_WRITTEN EXERCISE_: Reproduce the listing exactly and skip over any pictures.

** START GIVEN RECORDS **

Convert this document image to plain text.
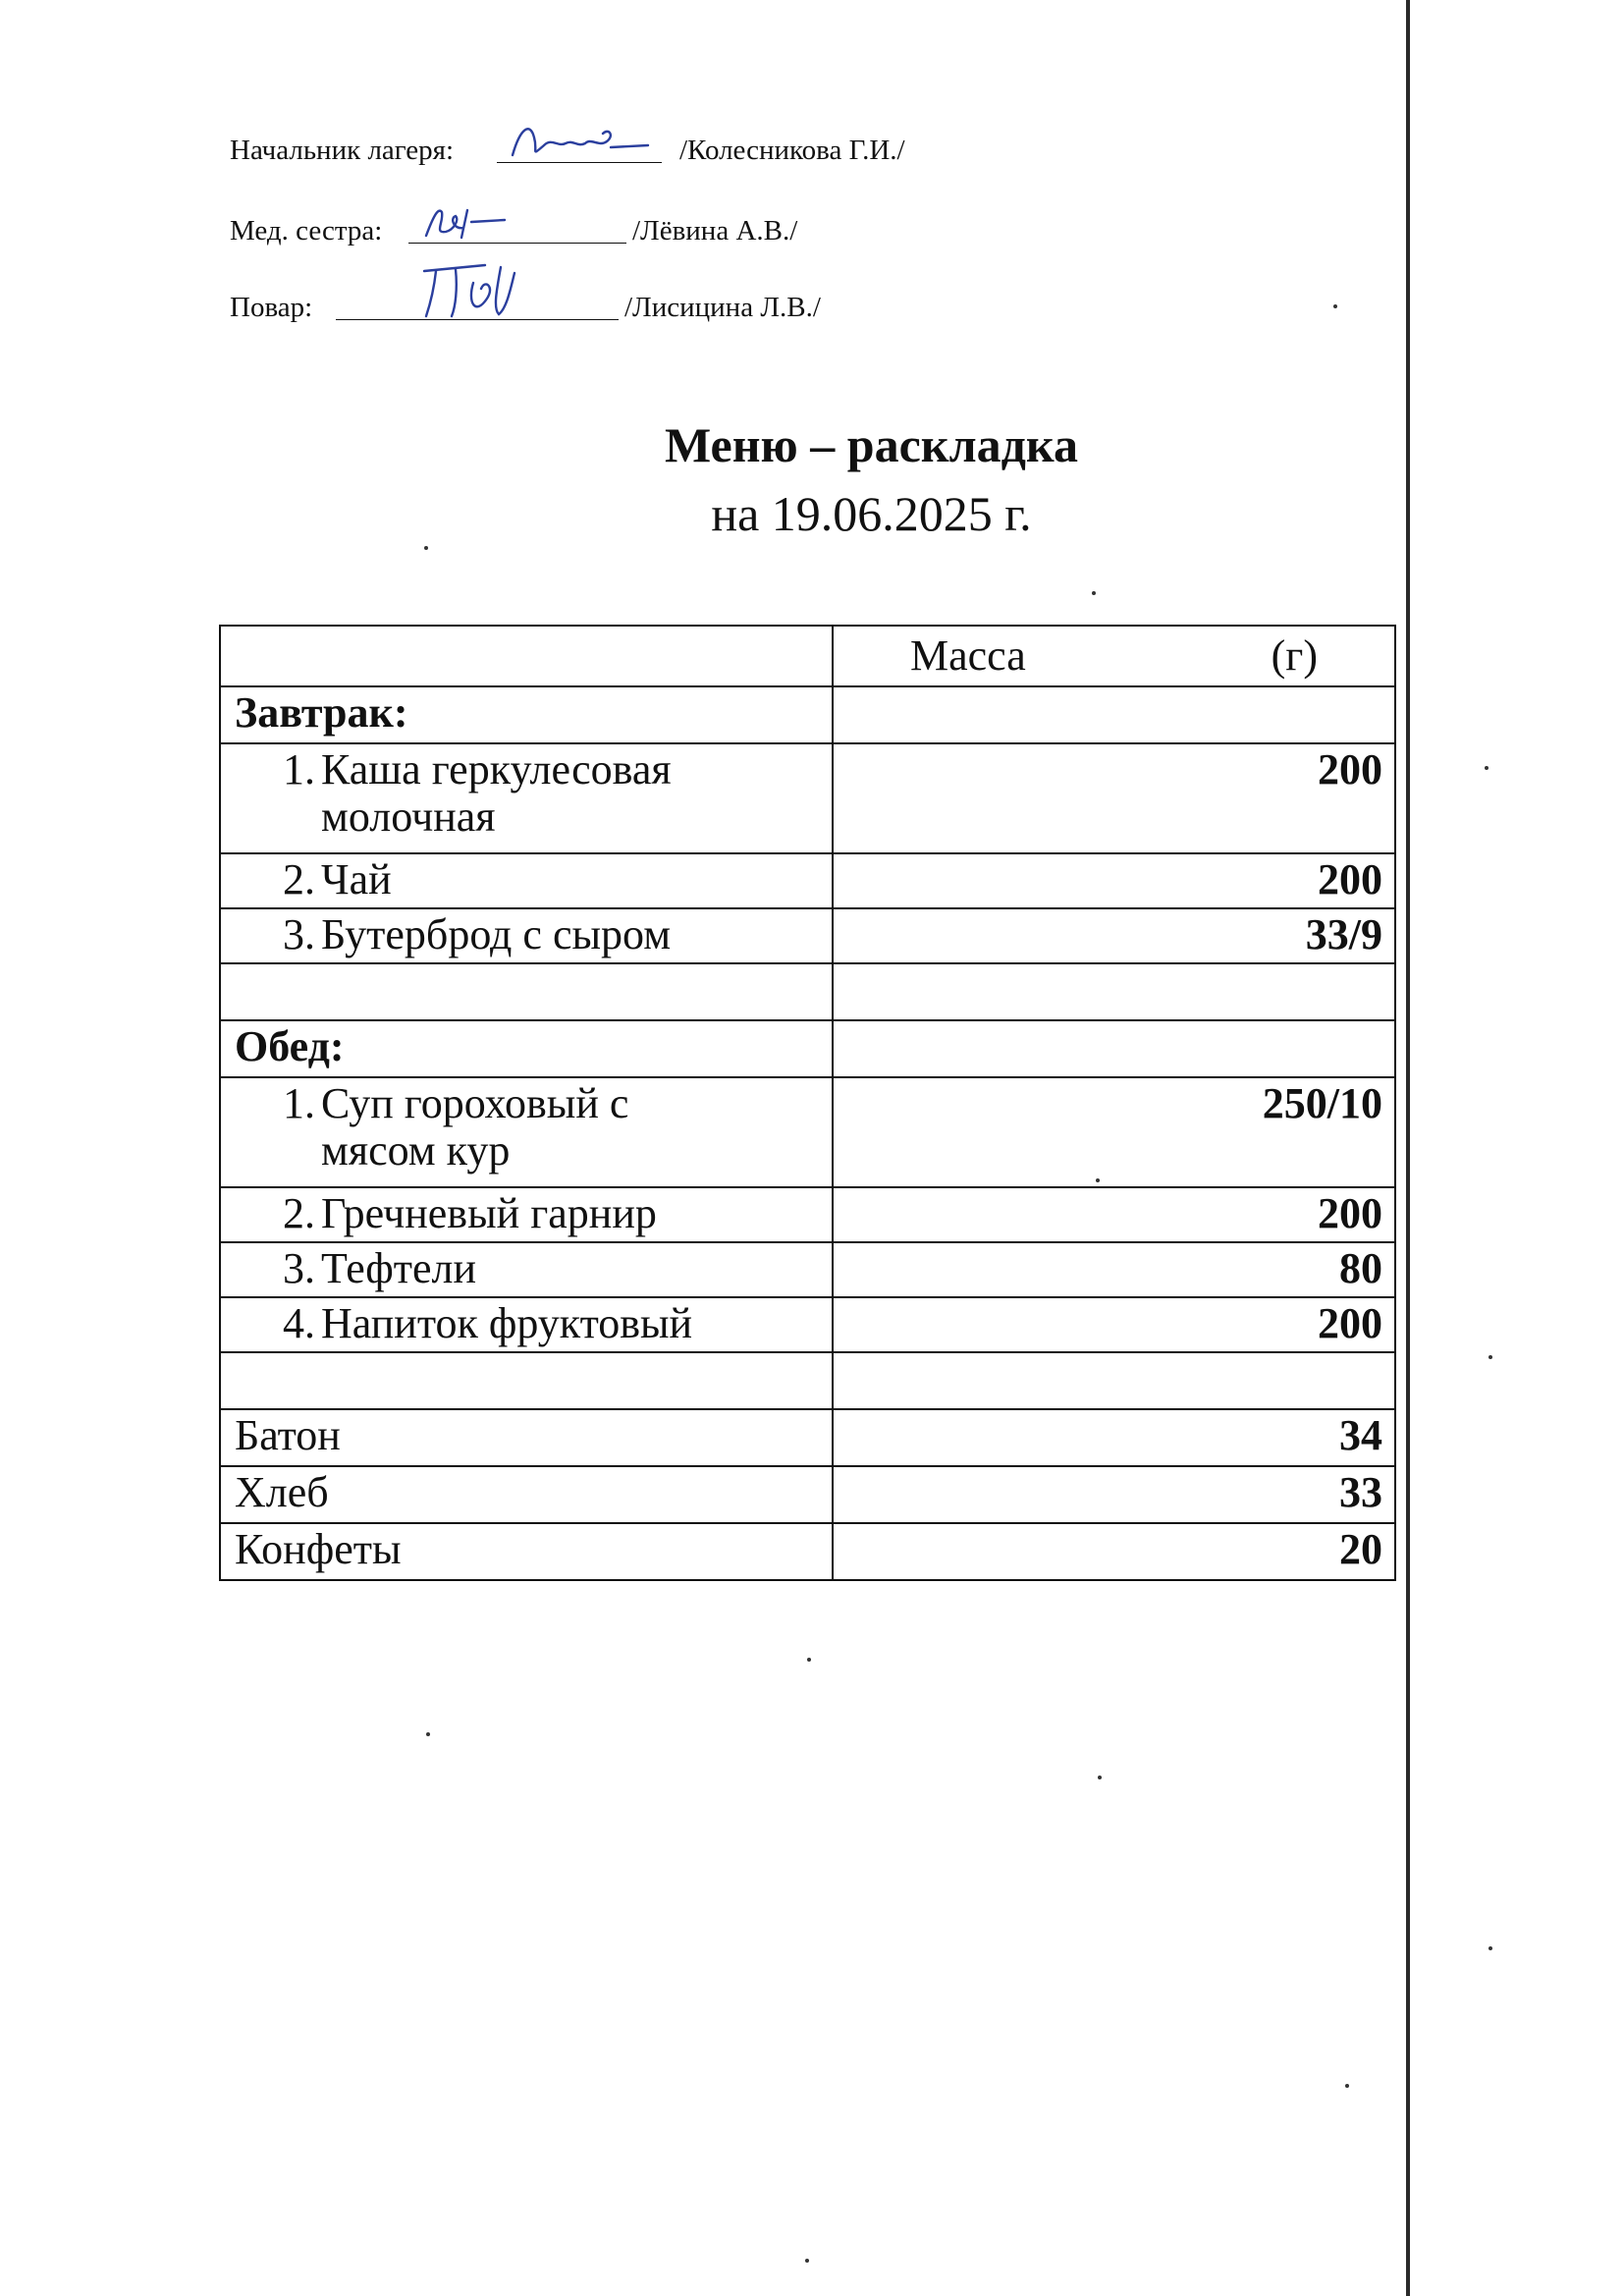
Начальник лагеря:	/Колесникова Г.И./
Мед. сестра:	/Лёвина А.В./
Повар:	/Лисицина Л.В./
Меню – раскладка
на 19.06.2025 г.

	Масса (г)

Завтрак:	
1. Каша геркулесовая молочная	200
2. Чай	200
3.Бутерброд с сыром	33/9

Обед:	
1. Суп гороховый с мясом кур	250/10
2. Гречневый гарнир	200
3. Тефтели	80
4. Напиток фруктовый	200

Батон	34
Хлеб	33
Конфеты	20
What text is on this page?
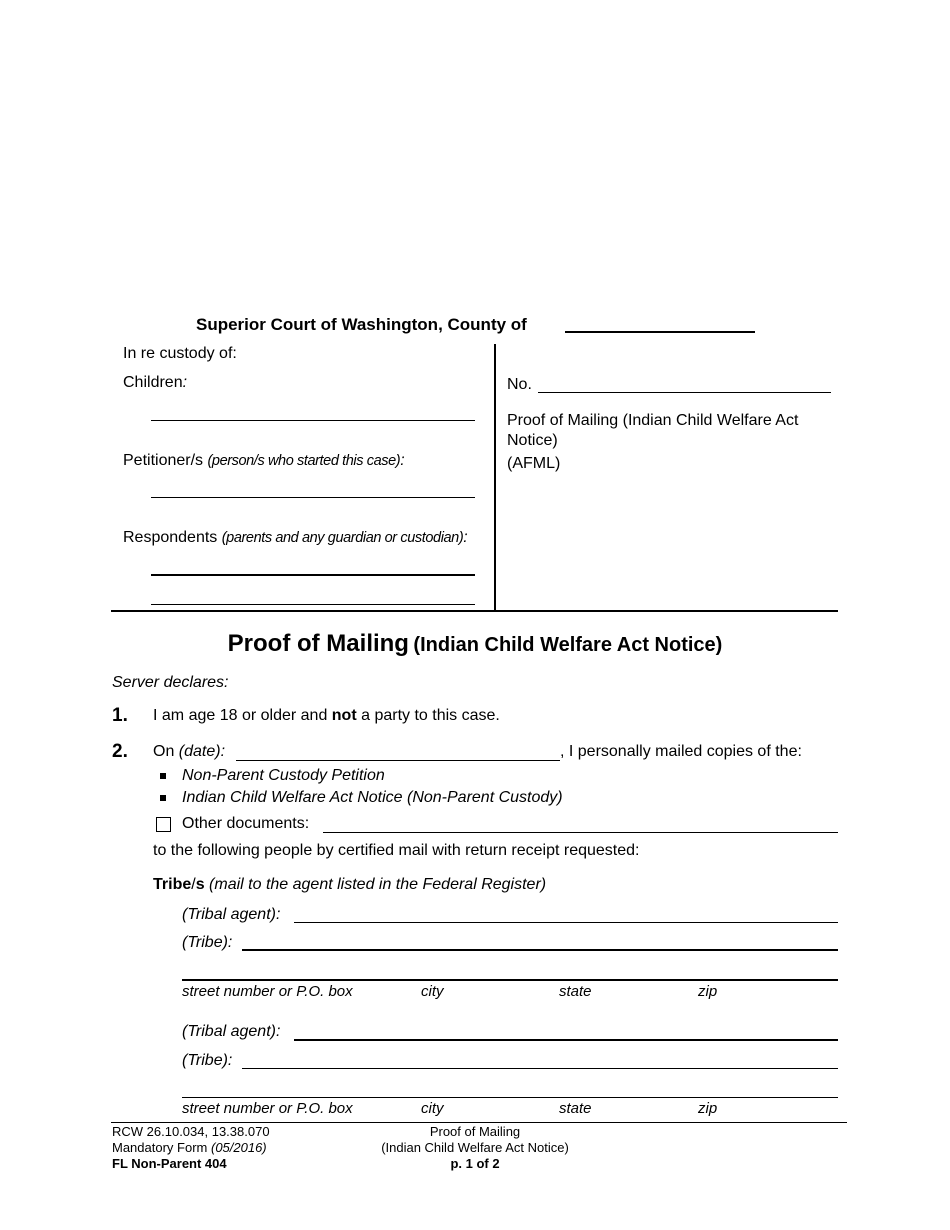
Superior Court of Washington, County of
In re custody of:
Children:
Petitioner/s (person/s who started this case):
Respondents (parents and any guardian or custodian):
No.
Proof of Mailing (Indian Child Welfare Act Notice)
(AFML)
Proof of Mailing (Indian Child Welfare Act Notice)
Server declares:
1. I am age 18 or older and not a party to this case.
2. On (date):	, I personally mailed copies of the:
Non-Parent Custody Petition
Indian Child Welfare Act Notice (Non-Parent Custody)
Other documents:
to the following people by certified mail with return receipt requested:
Tribe/s (mail to the agent listed in the Federal Register)
(Tribal agent):
(Tribe):
street number or P.O. box	city	state	zip
(Tribal agent):
(Tribe):
street number or P.O. box	city	state	zip
RCW 26.10.034, 13.38.070
Mandatory Form (05/2016)
FL Non-Parent 404
Proof of Mailing
(Indian Child Welfare Act Notice)
p. 1 of 2
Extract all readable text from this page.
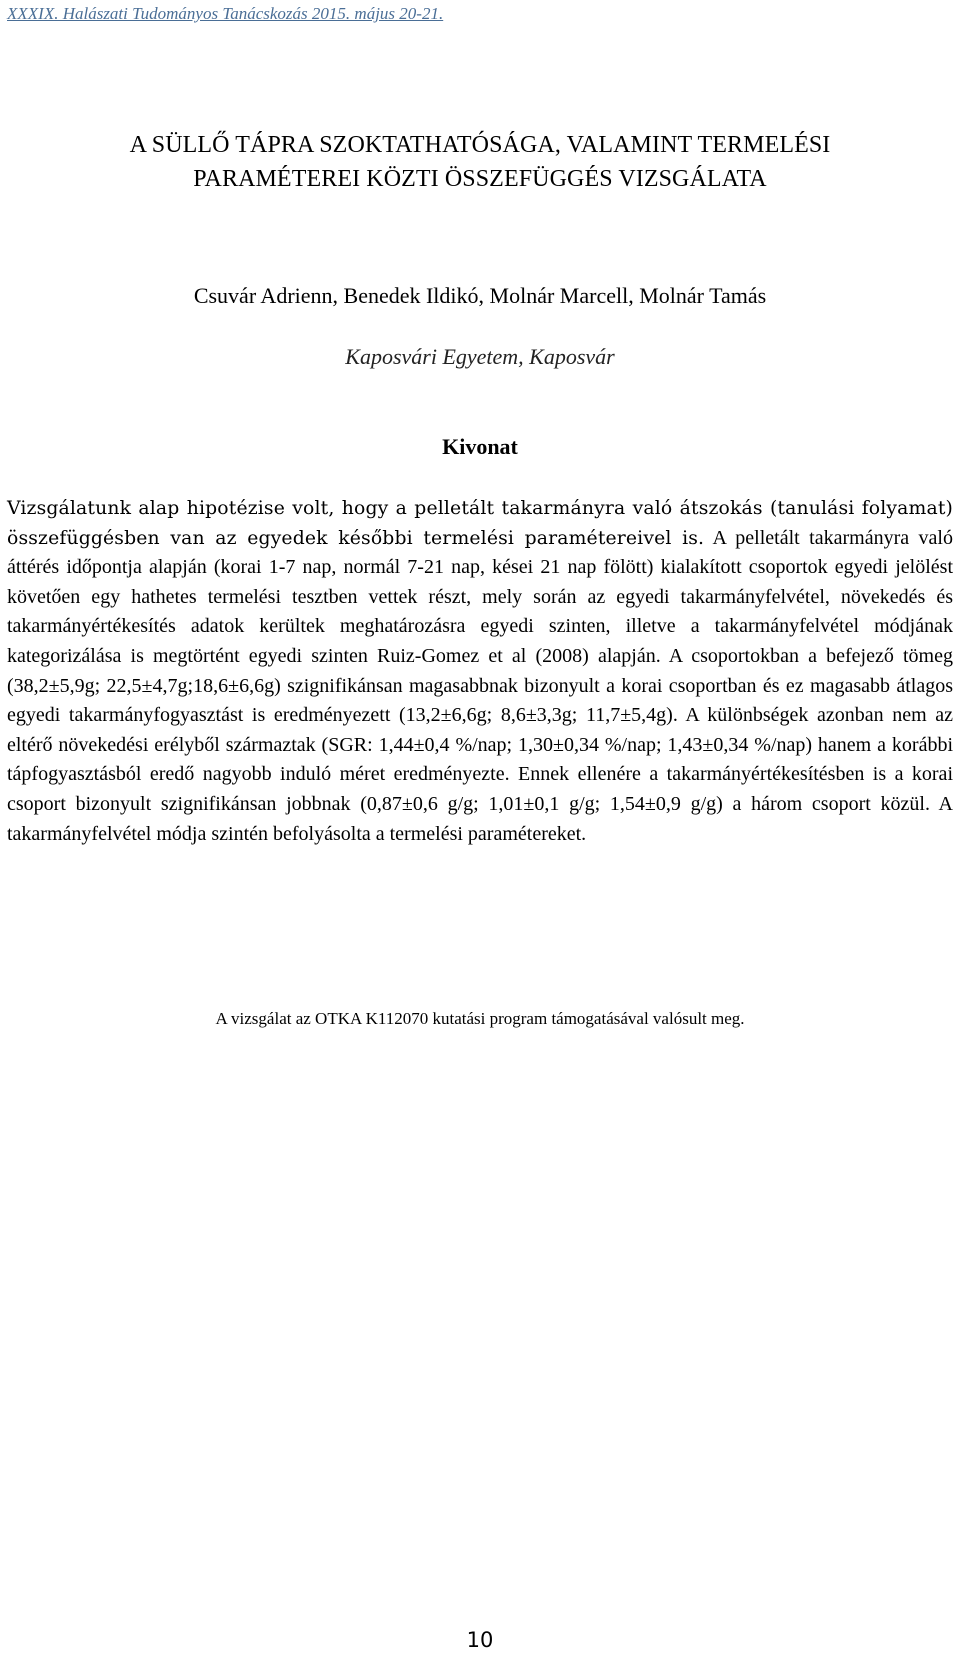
XXXIX. Halászati Tudományos Tanácskozás 2015. május 20-21.

A SÜLLŐ TÁPRA SZOKTATHATÓSÁGA, VALAMINT TERMELÉSI
PARAMÉTEREI KÖZTI ÖSSZEFÜGGÉS VIZSGÁLATA

Csuvár Adrienn, Benedek Ildikó, Molnár Marcell, Molnár Tamás

Kaposvári Egyetem, Kaposvár

Kivonat

Vizsgálatunk alap hipotézise volt, hogy a pelletált takarmányra való átszokás (tanulási folyamat) összefüggésben van az egyedek későbbi termelési paramétereivel is. A pelletált takarmányra való áttérés időpontja alapján (korai 1-7 nap, normál 7-21 nap, kései 21 nap fölött) kialakított csoportok egyedi jelölést követően egy hathetes termelési tesztben vettek részt, mely során az egyedi takarmányfelvétel, növekedés és takarmányértékesítés adatok kerültek meghatározásra egyedi szinten, illetve a takarmányfelvétel módjának kategorizálása is megtörtént egyedi szinten Ruiz-Gomez et al (2008) alapján. A csoportokban a befejező tömeg (38,2±5,9g; 22,5±4,7g;18,6±6,6g) szignifikánsan magasabbnak bizonyult a korai csoportban és ez magasabb átlagos egyedi takarmányfogyasztást is eredményezett (13,2±6,6g; 8,6±3,3g; 11,7±5,4g). A különbségek azonban nem az eltérő növekedési erélyből származtak (SGR: 1,44±0,4 %/nap; 1,30±0,34 %/nap; 1,43±0,34 %/nap) hanem a korábbi tápfogyasztásból eredő nagyobb induló méret eredményezte. Ennek ellenére a takarmányértékesítésben is a korai csoport bizonyult szignifikánsan jobbnak (0,87±0,6 g/g; 1,01±0,1 g/g; 1,54±0,9 g/g) a három csoport közül. A takarmányfelvétel módja szintén befolyásolta a termelési paramétereket.

A vizsgálat az OTKA K112070 kutatási program támogatásával valósult meg.

10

** END GIVEN RECORDS **

_OUTPUT FOR THIS TASK_:
Convert this document image to plain text.
Начальник лагеря:	/Колесникова Г.И./
Мед. сестра:	/Лёвина А.В./
Повар:	/Лисицина Л.В./
Меню – раскладка
на 19.06.2025 г.

	Масса (г)

Завтрак:	
1. Каша геркулесовая молочная	200
2. Чай	200
3.Бутерброд с сыром	33/9

Обед:	
1. Суп гороховый с мясом кур	250/10
2. Гречневый гарнир	200
3. Тефтели	80
4. Напиток фруктовый	200

Батон	34
Хлеб	33
Конфеты	20
What text is on this page?
Superior Court of Washington, County of
In re custody of:
Children:
Petitioner/s (person/s who started this case):
Respondents (parents and any guardian or custodian):
No.
Proof of Mailing (Indian Child Welfare Act Notice)
(AFML)
Proof of Mailing (Indian Child Welfare Act Notice)
Server declares:
1. I am age 18 or older and not a party to this case.
2. On (date):	, I personally mailed copies of the:
Non-Parent Custody Petition
Indian Child Welfare Act Notice (Non-Parent Custody)
Other documents:
to the following people by certified mail with return receipt requested:
Tribe/s (mail to the agent listed in the Federal Register)
(Tribal agent):
(Tribe):
street number or P.O. box	city	state	zip
(Tribal agent):
(Tribe):
street number or P.O. box	city	state	zip
RCW 26.10.034, 13.38.070
Mandatory Form (05/2016)
FL Non-Parent 404
Proof of Mailing
(Indian Child Welfare Act Notice)
p. 1 of 2
Extract all readable text from this page.
XXXIX. Halászati Tudományos Tanácskozás 2015. május 20-21.

A SÜLLŐ TÁPRA SZOKTATHATÓSÁGA, VALAMINT TERMELÉSI
PARAMÉTEREI KÖZTI ÖSSZEFÜGGÉS VIZSGÁLATA

Csuvár Adrienn, Benedek Ildikó, Molnár Marcell, Molnár Tamás

Kaposvári Egyetem, Kaposvár

Kivonat

Vizsgálatunk alap hipotézise volt, hogy a pelletált takarmányra való átszokás (tanulási folyamat) összefüggésben van az egyedek későbbi termelési paramétereivel is. A pelletált takarmányra való áttérés időpontja alapján (korai 1-7 nap, normál 7-21 nap, kései 21 nap fölött) kialakított csoportok egyedi jelölést követően egy hathetes termelési tesztben vettek részt, mely során az egyedi takarmányfelvétel, növekedés és takarmányértékesítés adatok kerültek meghatározásra egyedi szinten, illetve a takarmányfelvétel módjának kategorizálása is megtörtént egyedi szinten Ruiz-Gomez et al (2008) alapján. A csoportokban a befejező tömeg (38,2±5,9g; 22,5±4,7g;18,6±6,6g) szignifikánsan magasabbnak bizonyult a korai csoportban és ez magasabb átlagos egyedi takarmányfogyasztást is eredményezett (13,2±6,6g; 8,6±3,3g; 11,7±5,4g). A különbségek azonban nem az eltérő növekedési erélyből származtak (SGR: 1,44±0,4 %/nap; 1,30±0,34 %/nap; 1,43±0,34 %/nap) hanem a korábbi tápfogyasztásból eredő nagyobb induló méret eredményezte. Ennek ellenére a takarmányértékesítésben is a korai csoport bizonyult szignifikánsan jobbnak (0,87±0,6 g/g; 1,01±0,1 g/g; 1,54±0,9 g/g) a három csoport közül. A takarmányfelvétel módja szintén befolyásolta a termelési paramétereket.

A vizsgálat az OTKA K112070 kutatási program támogatásával valósult meg.

10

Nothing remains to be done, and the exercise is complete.